** AIM OF THE EXERCISE **
Copy every line that holds "climatology".

────────────────

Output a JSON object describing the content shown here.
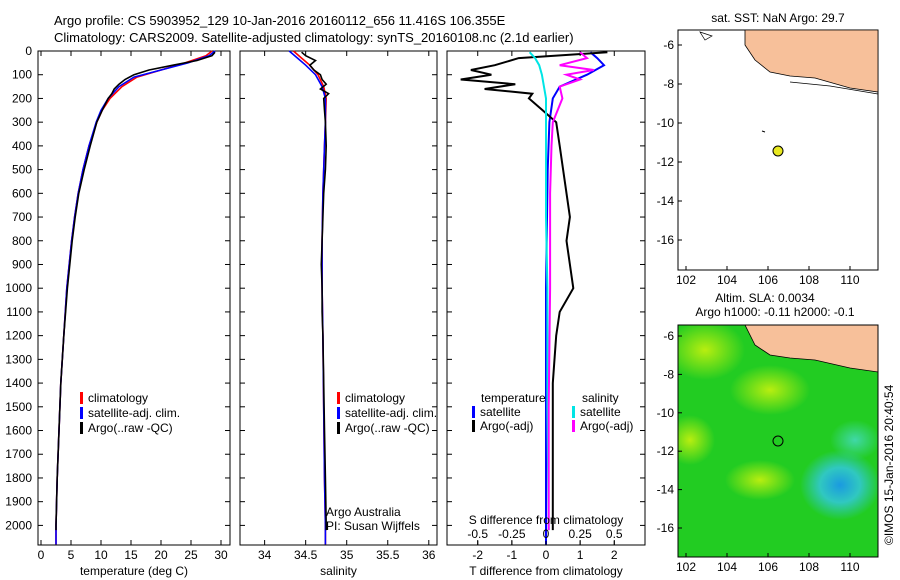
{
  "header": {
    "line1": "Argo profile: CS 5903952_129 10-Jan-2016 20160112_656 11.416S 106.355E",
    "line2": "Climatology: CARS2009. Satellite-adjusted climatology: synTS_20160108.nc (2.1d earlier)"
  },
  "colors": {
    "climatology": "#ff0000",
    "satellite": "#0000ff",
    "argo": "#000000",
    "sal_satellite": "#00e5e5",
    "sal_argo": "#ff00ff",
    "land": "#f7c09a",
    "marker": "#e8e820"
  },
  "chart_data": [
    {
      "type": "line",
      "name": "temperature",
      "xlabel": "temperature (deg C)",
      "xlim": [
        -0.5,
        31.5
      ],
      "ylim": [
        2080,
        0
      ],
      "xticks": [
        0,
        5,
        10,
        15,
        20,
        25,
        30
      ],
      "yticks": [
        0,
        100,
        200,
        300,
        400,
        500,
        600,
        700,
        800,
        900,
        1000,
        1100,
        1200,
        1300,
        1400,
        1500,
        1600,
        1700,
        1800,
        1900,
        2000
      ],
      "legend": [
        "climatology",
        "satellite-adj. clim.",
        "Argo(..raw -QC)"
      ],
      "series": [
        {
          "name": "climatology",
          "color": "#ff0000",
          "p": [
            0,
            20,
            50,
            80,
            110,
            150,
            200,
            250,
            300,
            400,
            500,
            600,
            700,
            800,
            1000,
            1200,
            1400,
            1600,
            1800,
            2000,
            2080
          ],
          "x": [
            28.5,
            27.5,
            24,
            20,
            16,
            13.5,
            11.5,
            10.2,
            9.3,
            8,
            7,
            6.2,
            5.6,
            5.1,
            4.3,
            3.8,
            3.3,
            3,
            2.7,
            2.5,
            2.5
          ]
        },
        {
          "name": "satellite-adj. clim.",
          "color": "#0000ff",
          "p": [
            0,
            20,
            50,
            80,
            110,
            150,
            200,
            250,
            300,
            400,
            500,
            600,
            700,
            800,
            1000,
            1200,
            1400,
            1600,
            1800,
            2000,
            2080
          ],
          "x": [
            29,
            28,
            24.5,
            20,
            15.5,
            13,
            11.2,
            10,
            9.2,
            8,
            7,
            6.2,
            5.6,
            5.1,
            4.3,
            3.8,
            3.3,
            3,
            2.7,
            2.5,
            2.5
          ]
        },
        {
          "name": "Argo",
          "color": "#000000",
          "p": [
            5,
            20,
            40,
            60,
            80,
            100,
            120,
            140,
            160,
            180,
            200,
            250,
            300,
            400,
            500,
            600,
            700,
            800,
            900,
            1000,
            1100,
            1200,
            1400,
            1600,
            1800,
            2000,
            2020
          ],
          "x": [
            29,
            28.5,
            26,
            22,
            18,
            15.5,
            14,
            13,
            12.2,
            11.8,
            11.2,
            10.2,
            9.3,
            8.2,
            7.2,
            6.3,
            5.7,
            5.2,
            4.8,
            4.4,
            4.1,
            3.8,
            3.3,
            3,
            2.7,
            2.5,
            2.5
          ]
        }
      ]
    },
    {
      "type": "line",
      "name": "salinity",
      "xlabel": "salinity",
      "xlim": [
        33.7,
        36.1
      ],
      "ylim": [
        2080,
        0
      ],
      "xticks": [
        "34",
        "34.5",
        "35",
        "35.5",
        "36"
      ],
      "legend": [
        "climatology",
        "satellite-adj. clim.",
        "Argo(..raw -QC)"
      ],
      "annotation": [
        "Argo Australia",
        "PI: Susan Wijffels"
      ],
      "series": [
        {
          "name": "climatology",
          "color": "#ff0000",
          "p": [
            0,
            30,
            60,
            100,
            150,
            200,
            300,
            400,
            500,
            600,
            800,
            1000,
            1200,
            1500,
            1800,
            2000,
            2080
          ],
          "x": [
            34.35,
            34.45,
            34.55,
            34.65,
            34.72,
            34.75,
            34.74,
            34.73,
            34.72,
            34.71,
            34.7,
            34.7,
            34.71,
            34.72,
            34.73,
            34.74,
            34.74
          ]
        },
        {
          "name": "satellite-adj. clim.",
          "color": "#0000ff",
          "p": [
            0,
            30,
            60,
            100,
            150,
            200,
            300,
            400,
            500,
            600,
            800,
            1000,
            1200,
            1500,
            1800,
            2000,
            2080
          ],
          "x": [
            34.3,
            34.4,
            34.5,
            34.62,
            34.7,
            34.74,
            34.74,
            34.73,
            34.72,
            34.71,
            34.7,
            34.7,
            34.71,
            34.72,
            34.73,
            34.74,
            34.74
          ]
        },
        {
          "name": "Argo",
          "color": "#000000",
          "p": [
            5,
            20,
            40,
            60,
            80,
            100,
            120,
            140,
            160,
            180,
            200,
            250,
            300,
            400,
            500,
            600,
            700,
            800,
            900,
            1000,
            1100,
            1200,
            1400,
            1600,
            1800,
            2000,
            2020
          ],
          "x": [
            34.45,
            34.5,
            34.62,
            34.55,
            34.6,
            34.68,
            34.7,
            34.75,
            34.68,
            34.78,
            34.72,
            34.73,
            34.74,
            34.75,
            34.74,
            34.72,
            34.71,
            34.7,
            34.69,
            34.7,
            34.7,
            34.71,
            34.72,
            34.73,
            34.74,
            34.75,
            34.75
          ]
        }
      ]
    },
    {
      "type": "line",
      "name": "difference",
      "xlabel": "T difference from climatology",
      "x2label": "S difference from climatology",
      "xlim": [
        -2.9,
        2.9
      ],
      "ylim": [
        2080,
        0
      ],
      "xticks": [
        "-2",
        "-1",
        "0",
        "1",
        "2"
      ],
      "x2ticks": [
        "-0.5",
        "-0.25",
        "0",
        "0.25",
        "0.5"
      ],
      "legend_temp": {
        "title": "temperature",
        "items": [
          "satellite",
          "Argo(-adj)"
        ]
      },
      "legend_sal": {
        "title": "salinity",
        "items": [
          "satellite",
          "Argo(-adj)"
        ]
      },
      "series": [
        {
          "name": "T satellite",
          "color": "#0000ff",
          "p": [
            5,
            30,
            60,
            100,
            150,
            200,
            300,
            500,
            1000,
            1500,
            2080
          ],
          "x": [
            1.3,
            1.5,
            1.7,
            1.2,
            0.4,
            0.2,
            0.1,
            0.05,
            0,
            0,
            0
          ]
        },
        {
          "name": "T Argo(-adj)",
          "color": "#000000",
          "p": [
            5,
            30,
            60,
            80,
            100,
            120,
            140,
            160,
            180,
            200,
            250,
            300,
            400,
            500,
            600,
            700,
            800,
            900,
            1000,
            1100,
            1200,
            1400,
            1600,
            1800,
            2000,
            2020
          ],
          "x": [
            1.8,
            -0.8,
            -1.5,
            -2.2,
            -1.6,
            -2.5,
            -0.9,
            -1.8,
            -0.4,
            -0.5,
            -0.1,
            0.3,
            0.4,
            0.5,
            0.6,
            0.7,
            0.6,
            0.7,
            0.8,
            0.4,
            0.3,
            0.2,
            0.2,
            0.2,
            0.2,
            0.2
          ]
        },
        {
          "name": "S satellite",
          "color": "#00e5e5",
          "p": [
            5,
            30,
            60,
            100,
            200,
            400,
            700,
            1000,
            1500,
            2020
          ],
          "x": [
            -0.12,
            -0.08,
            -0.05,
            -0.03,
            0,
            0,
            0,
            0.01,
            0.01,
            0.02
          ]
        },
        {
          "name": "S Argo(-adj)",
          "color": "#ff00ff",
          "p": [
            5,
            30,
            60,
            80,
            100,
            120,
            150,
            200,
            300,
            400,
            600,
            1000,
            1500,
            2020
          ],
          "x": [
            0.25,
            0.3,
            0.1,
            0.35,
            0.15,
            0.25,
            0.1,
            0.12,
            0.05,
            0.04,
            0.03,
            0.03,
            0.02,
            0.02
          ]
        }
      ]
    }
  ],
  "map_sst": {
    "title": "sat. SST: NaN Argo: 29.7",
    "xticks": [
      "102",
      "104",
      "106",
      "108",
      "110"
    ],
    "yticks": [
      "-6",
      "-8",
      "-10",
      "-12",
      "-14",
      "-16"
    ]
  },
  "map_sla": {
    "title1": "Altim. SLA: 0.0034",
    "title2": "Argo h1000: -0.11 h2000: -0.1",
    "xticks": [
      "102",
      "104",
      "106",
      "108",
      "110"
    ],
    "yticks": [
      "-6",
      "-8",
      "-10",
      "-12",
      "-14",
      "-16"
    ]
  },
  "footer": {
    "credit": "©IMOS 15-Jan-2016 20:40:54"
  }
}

────────────────

** COMPLETE ANSWER **
    "line2": "Climatology: CARS2009. Satellite-adjusted climatology: synTS_20160108.nc (2.1d earlier)"
    "climatology": "#ff0000",
        "climatology",
          "name": "climatology",
        "climatology",
          "name": "climatology",
      "xlabel": "T difference from climatology",
      "x2label": "S difference from climatology",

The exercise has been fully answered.